## Your goal
Send each entry back exactly as given, pictures excluded.
## BEGIN Data provided
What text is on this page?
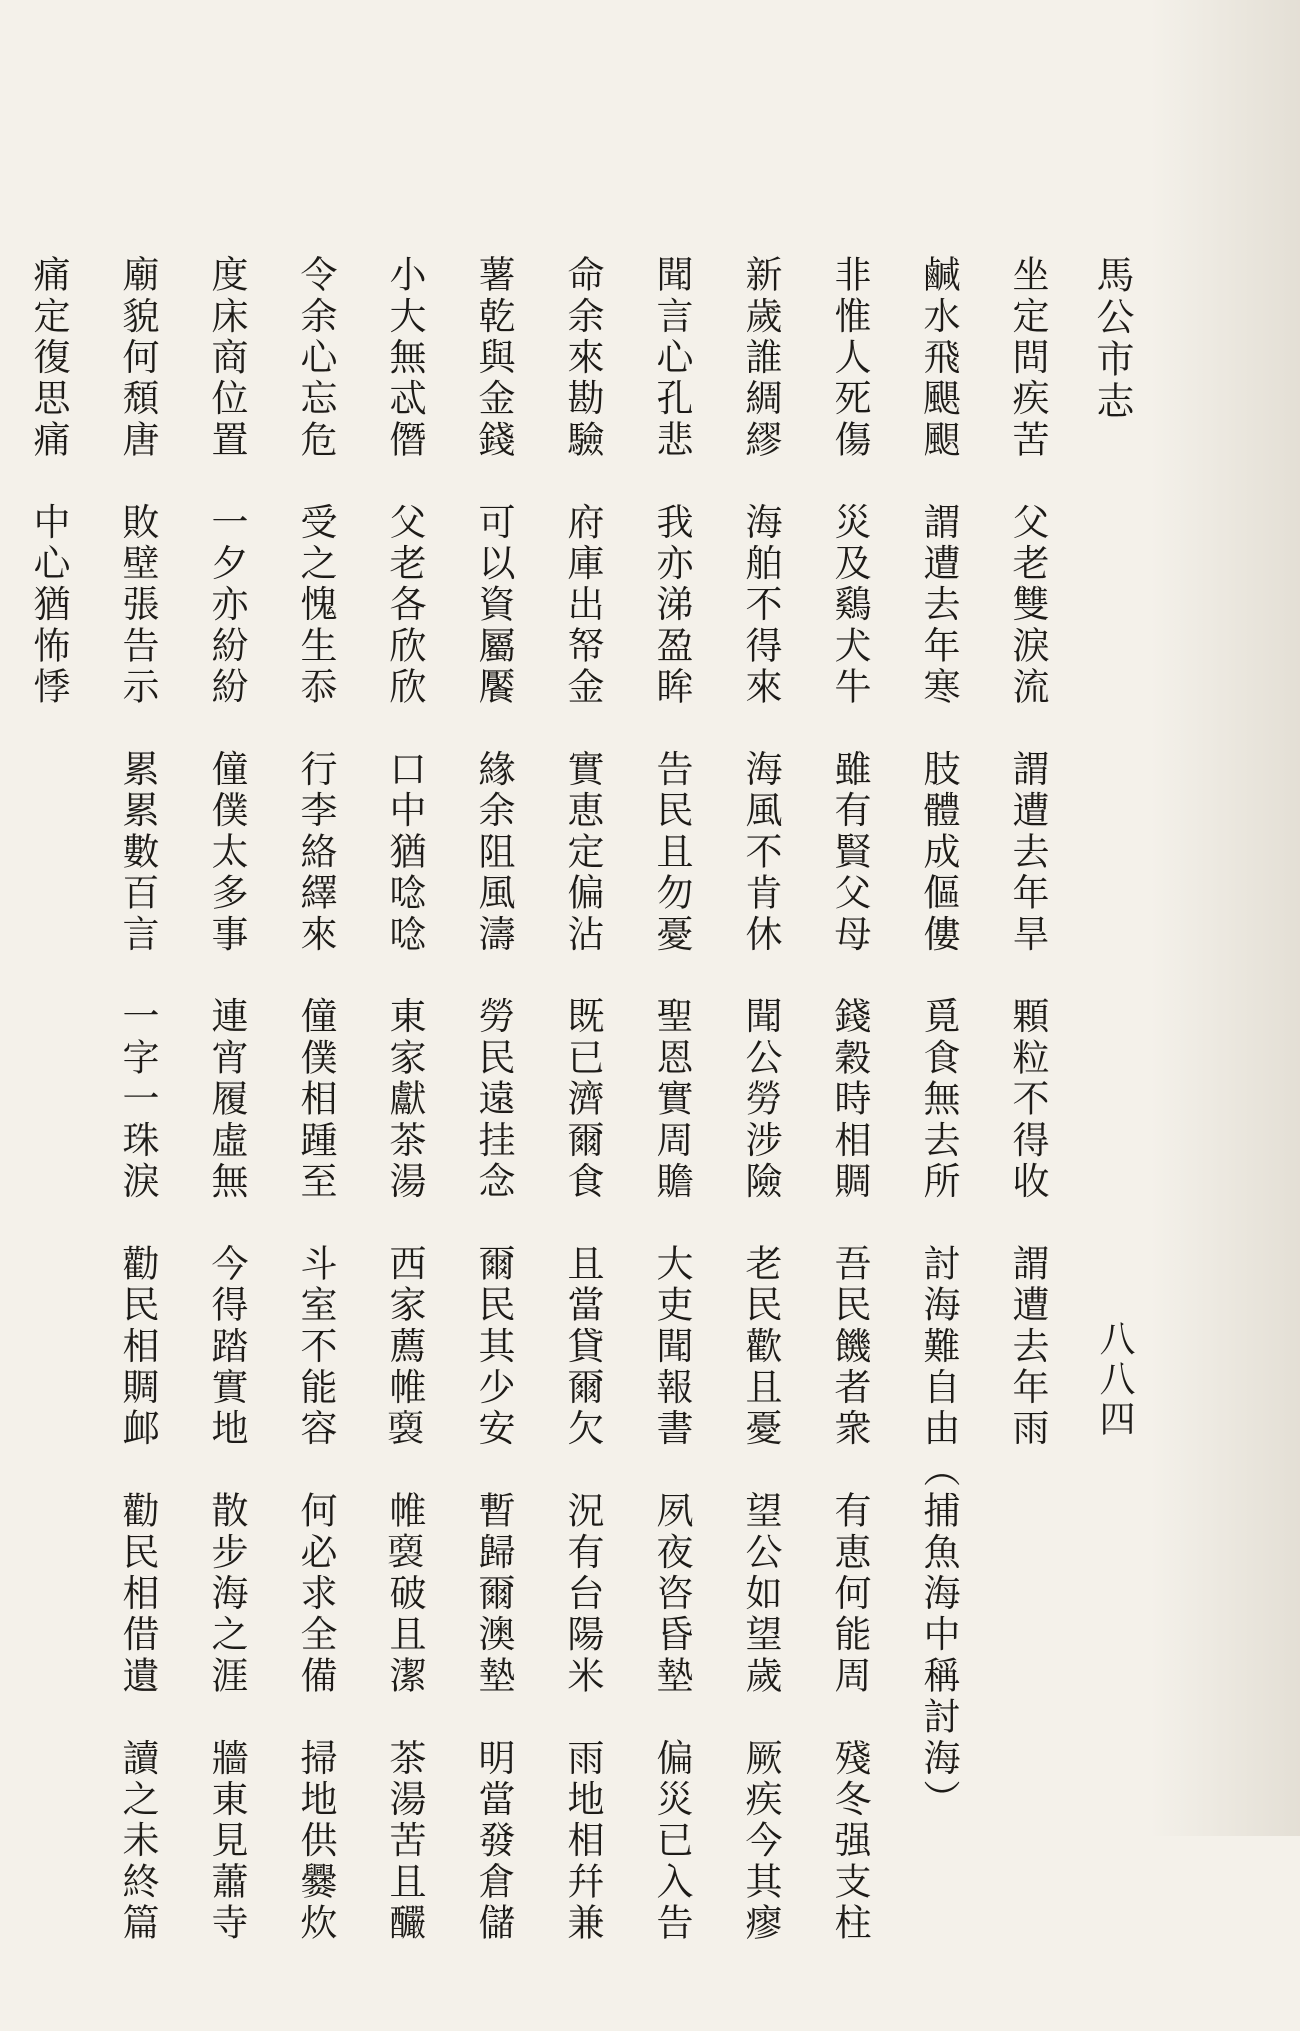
馬公市志
八八四
坐定問疾苦　父老雙淚流　謂遭去年旱　顆粒不得收　謂遭去年雨
鹹水飛颶𩗗　謂遭去年寒　肢體成傴僂　覓食無去所　討海難自由（捕魚海中稱討海）
非惟人死傷　災及鷄犬牛　雖有賢父母　錢穀時相賙　吾民饑者衆　有恵何能周　殘冬强支柱
新歲誰綢繆　海舶不得來　海風不肯休　聞公勞涉險　老民歡且憂　望公如望歲　厥疾今其瘳
聞言心孔悲　我亦涕盈眸　告民且勿憂　聖恩實周贍　大吏聞報書　夙夜咨昏墊　偏災已入告
命余來勘驗　府庫出帑金　實恵定偏沾　既已濟爾食　且當貸爾欠　況有台陽米　雨地相幷兼
薯乾與金錢　可以資屬饜　緣余阻風濤　勞民遠挂念　爾民其少安　暫歸爾澳墊　明當發倉儲
小大無忒僭　父老各欣欣　口中猶唸唸　東家獻茶湯　西家薦帷𧜟　帷𧜟破且潔　茶湯苦且釅
令余心忘危　受之愧生忝　行李絡繹來　僮僕相踵至　斗室不能容　何必求全備　掃地供爨炊
度床商位置　一夕亦紛紛　僮僕太多事　連宵履虛無　今得踏實地　散步海之涯　牆東見蕭寺
廟貌何頹唐　敗壁張告示　累累數百言　一字一珠淚　勸民相賙䘏　勸民相借遺　讀之未終篇
痛定復思痛　中心猶怖悸
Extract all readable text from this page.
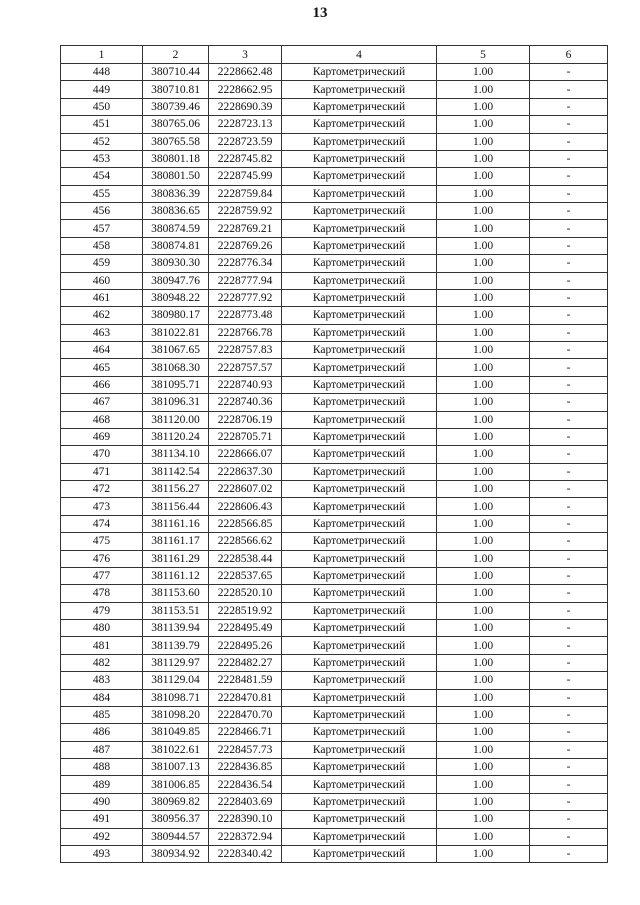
13
1	2	3	4	5	6
448	380710.44	2228662.48	Картометрический	1.00	-
449	380710.81	2228662.95	Картометрический	1.00	-
450	380739.46	2228690.39	Картометрический	1.00	-
451	380765.06	2228723.13	Картометрический	1.00	-
452	380765.58	2228723.59	Картометрический	1.00	-
453	380801.18	2228745.82	Картометрический	1.00	-
454	380801.50	2228745.99	Картометрический	1.00	-
455	380836.39	2228759.84	Картометрический	1.00	-
456	380836.65	2228759.92	Картометрический	1.00	-
457	380874.59	2228769.21	Картометрический	1.00	-
458	380874.81	2228769.26	Картометрический	1.00	-
459	380930.30	2228776.34	Картометрический	1.00	-
460	380947.76	2228777.94	Картометрический	1.00	-
461	380948.22	2228777.92	Картометрический	1.00	-
462	380980.17	2228773.48	Картометрический	1.00	-
463	381022.81	2228766.78	Картометрический	1.00	-
464	381067.65	2228757.83	Картометрический	1.00	-
465	381068.30	2228757.57	Картометрический	1.00	-
466	381095.71	2228740.93	Картометрический	1.00	-
467	381096.31	2228740.36	Картометрический	1.00	-
468	381120.00	2228706.19	Картометрический	1.00	-
469	381120.24	2228705.71	Картометрический	1.00	-
470	381134.10	2228666.07	Картометрический	1.00	-
471	381142.54	2228637.30	Картометрический	1.00	-
472	381156.27	2228607.02	Картометрический	1.00	-
473	381156.44	2228606.43	Картометрический	1.00	-
474	381161.16	2228566.85	Картометрический	1.00	-
475	381161.17	2228566.62	Картометрический	1.00	-
476	381161.29	2228538.44	Картометрический	1.00	-
477	381161.12	2228537.65	Картометрический	1.00	-
478	381153.60	2228520.10	Картометрический	1.00	-
479	381153.51	2228519.92	Картометрический	1.00	-
480	381139.94	2228495.49	Картометрический	1.00	-
481	381139.79	2228495.26	Картометрический	1.00	-
482	381129.97	2228482.27	Картометрический	1.00	-
483	381129.04	2228481.59	Картометрический	1.00	-
484	381098.71	2228470.81	Картометрический	1.00	-
485	381098.20	2228470.70	Картометрический	1.00	-
486	381049.85	2228466.71	Картометрический	1.00	-
487	381022.61	2228457.73	Картометрический	1.00	-
488	381007.13	2228436.85	Картометрический	1.00	-
489	381006.85	2228436.54	Картометрический	1.00	-
490	380969.82	2228403.69	Картометрический	1.00	-
491	380956.37	2228390.10	Картометрический	1.00	-
492	380944.57	2228372.94	Картометрический	1.00	-
493	380934.92	2228340.42	Картометрический	1.00	-
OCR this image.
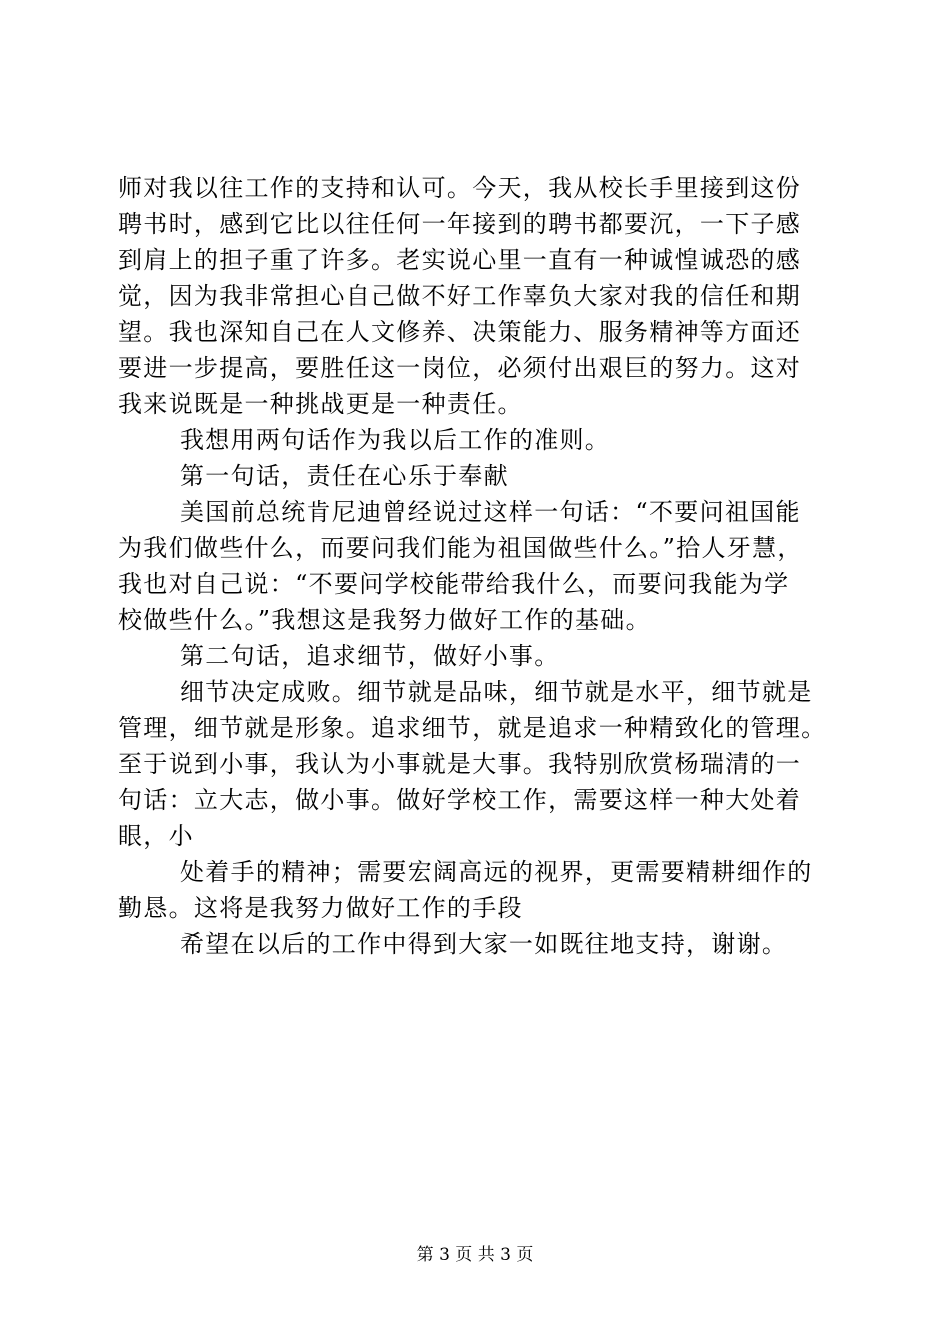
师对我以往工作的支持和认可。今天，我从校长手里接到这份
聘书时，感到它比以往任何一年接到的聘书都要沉，一下子感
到肩上的担子重了许多。老实说心里一直有一种诚惶诚恐的感
觉，因为我非常担心自己做不好工作辜负大家对我的信任和期
望。我也深知自己在人文修养、决策能力、服务精神等方面还
要进一步提高，要胜任这一岗位，必须付出艰巨的努力。这对
我来说既是一种挑战更是一种责任。
我想用两句话作为我以后工作的准则。
第一句话，责任在心乐于奉献
美国前总统肯尼迪曾经说过这样一句话：“不要问祖国能
为我们做些什么，而要问我们能为祖国做些什么。”拾人牙慧，
我也对自己说：“不要问学校能带给我什么，而要问我能为学
校做些什么。”我想这是我努力做好工作的基础。
第二句话，追求细节，做好小事。
细节决定成败。细节就是品味，细节就是水平，细节就是
管理，细节就是形象。追求细节，就是追求一种精致化的管理。
至于说到小事，我认为小事就是大事。我特别欣赏杨瑞清的一
句话：立大志，做小事。做好学校工作，需要这样一种大处着
眼，小
处着手的精神；需要宏阔高远的视界，更需要精耕细作的
勤恳。这将是我努力做好工作的手段
希望在以后的工作中得到大家一如既往地支持，谢谢。
第 3 页 共 3 页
## END Data provided
## Exercise response
What text is on this page?
馬公市志
八八四
坐定問疾苦　父老雙淚流　謂遭去年旱　顆粒不得收　謂遭去年雨
鹹水飛颶𩗗　謂遭去年寒　肢體成傴僂　覓食無去所　討海難自由（捕魚海中稱討海）
非惟人死傷　災及鷄犬牛　雖有賢父母　錢穀時相賙　吾民饑者衆　有恵何能周　殘冬强支柱
新歲誰綢繆　海舶不得來　海風不肯休　聞公勞涉險　老民歡且憂　望公如望歲　厥疾今其瘳
聞言心孔悲　我亦涕盈眸　告民且勿憂　聖恩實周贍　大吏聞報書　夙夜咨昏墊　偏災已入告
命余來勘驗　府庫出帑金　實恵定偏沾　既已濟爾食　且當貸爾欠　況有台陽米　雨地相幷兼
薯乾與金錢　可以資屬饜　緣余阻風濤　勞民遠挂念　爾民其少安　暫歸爾澳墊　明當發倉儲
小大無忒僭　父老各欣欣　口中猶唸唸　東家獻茶湯　西家薦帷𧜟　帷𧜟破且潔　茶湯苦且釅
令余心忘危　受之愧生忝　行李絡繹來　僮僕相踵至　斗室不能容　何必求全備　掃地供爨炊
度床商位置　一夕亦紛紛　僮僕太多事　連宵履虛無　今得踏實地　散步海之涯　牆東見蕭寺
廟貌何頹唐　敗壁張告示　累累數百言　一字一珠淚　勸民相賙䘏　勸民相借遺　讀之未終篇
痛定復思痛　中心猶怖悸
Extract all readable text from this page.
13
1	2	3	4	5	6
448	380710.44	2228662.48	Картометрический	1.00	-
449	380710.81	2228662.95	Картометрический	1.00	-
450	380739.46	2228690.39	Картометрический	1.00	-
451	380765.06	2228723.13	Картометрический	1.00	-
452	380765.58	2228723.59	Картометрический	1.00	-
453	380801.18	2228745.82	Картометрический	1.00	-
454	380801.50	2228745.99	Картометрический	1.00	-
455	380836.39	2228759.84	Картометрический	1.00	-
456	380836.65	2228759.92	Картометрический	1.00	-
457	380874.59	2228769.21	Картометрический	1.00	-
458	380874.81	2228769.26	Картометрический	1.00	-
459	380930.30	2228776.34	Картометрический	1.00	-
460	380947.76	2228777.94	Картометрический	1.00	-
461	380948.22	2228777.92	Картометрический	1.00	-
462	380980.17	2228773.48	Картометрический	1.00	-
463	381022.81	2228766.78	Картометрический	1.00	-
464	381067.65	2228757.83	Картометрический	1.00	-
465	381068.30	2228757.57	Картометрический	1.00	-
466	381095.71	2228740.93	Картометрический	1.00	-
467	381096.31	2228740.36	Картометрический	1.00	-
468	381120.00	2228706.19	Картометрический	1.00	-
469	381120.24	2228705.71	Картометрический	1.00	-
470	381134.10	2228666.07	Картометрический	1.00	-
471	381142.54	2228637.30	Картометрический	1.00	-
472	381156.27	2228607.02	Картометрический	1.00	-
473	381156.44	2228606.43	Картометрический	1.00	-
474	381161.16	2228566.85	Картометрический	1.00	-
475	381161.17	2228566.62	Картометрический	1.00	-
476	381161.29	2228538.44	Картометрический	1.00	-
477	381161.12	2228537.65	Картометрический	1.00	-
478	381153.60	2228520.10	Картометрический	1.00	-
479	381153.51	2228519.92	Картометрический	1.00	-
480	381139.94	2228495.49	Картометрический	1.00	-
481	381139.79	2228495.26	Картометрический	1.00	-
482	381129.97	2228482.27	Картометрический	1.00	-
483	381129.04	2228481.59	Картометрический	1.00	-
484	381098.71	2228470.81	Картометрический	1.00	-
485	381098.20	2228470.70	Картометрический	1.00	-
486	381049.85	2228466.71	Картометрический	1.00	-
487	381022.61	2228457.73	Картометрический	1.00	-
488	381007.13	2228436.85	Картометрический	1.00	-
489	381006.85	2228436.54	Картометрический	1.00	-
490	380969.82	2228403.69	Картометрический	1.00	-
491	380956.37	2228390.10	Картометрический	1.00	-
492	380944.57	2228372.94	Картометрический	1.00	-
493	380934.92	2228340.42	Картометрический	1.00	-
OCR this image.
师对我以往工作的支持和认可。今天，我从校长手里接到这份
聘书时，感到它比以往任何一年接到的聘书都要沉，一下子感
到肩上的担子重了许多。老实说心里一直有一种诚惶诚恐的感
觉，因为我非常担心自己做不好工作辜负大家对我的信任和期
望。我也深知自己在人文修养、决策能力、服务精神等方面还
要进一步提高，要胜任这一岗位，必须付出艰巨的努力。这对
我来说既是一种挑战更是一种责任。
我想用两句话作为我以后工作的准则。
第一句话，责任在心乐于奉献
美国前总统肯尼迪曾经说过这样一句话：“不要问祖国能
为我们做些什么，而要问我们能为祖国做些什么。”拾人牙慧，
我也对自己说：“不要问学校能带给我什么，而要问我能为学
校做些什么。”我想这是我努力做好工作的基础。
第二句话，追求细节，做好小事。
细节决定成败。细节就是品味，细节就是水平，细节就是
管理，细节就是形象。追求细节，就是追求一种精致化的管理。
至于说到小事，我认为小事就是大事。我特别欣赏杨瑞清的一
句话：立大志，做小事。做好学校工作，需要这样一种大处着
眼，小
处着手的精神；需要宏阔高远的视界，更需要精耕细作的
勤恳。这将是我努力做好工作的手段
希望在以后的工作中得到大家一如既往地支持，谢谢。
第 3 页 共 3 页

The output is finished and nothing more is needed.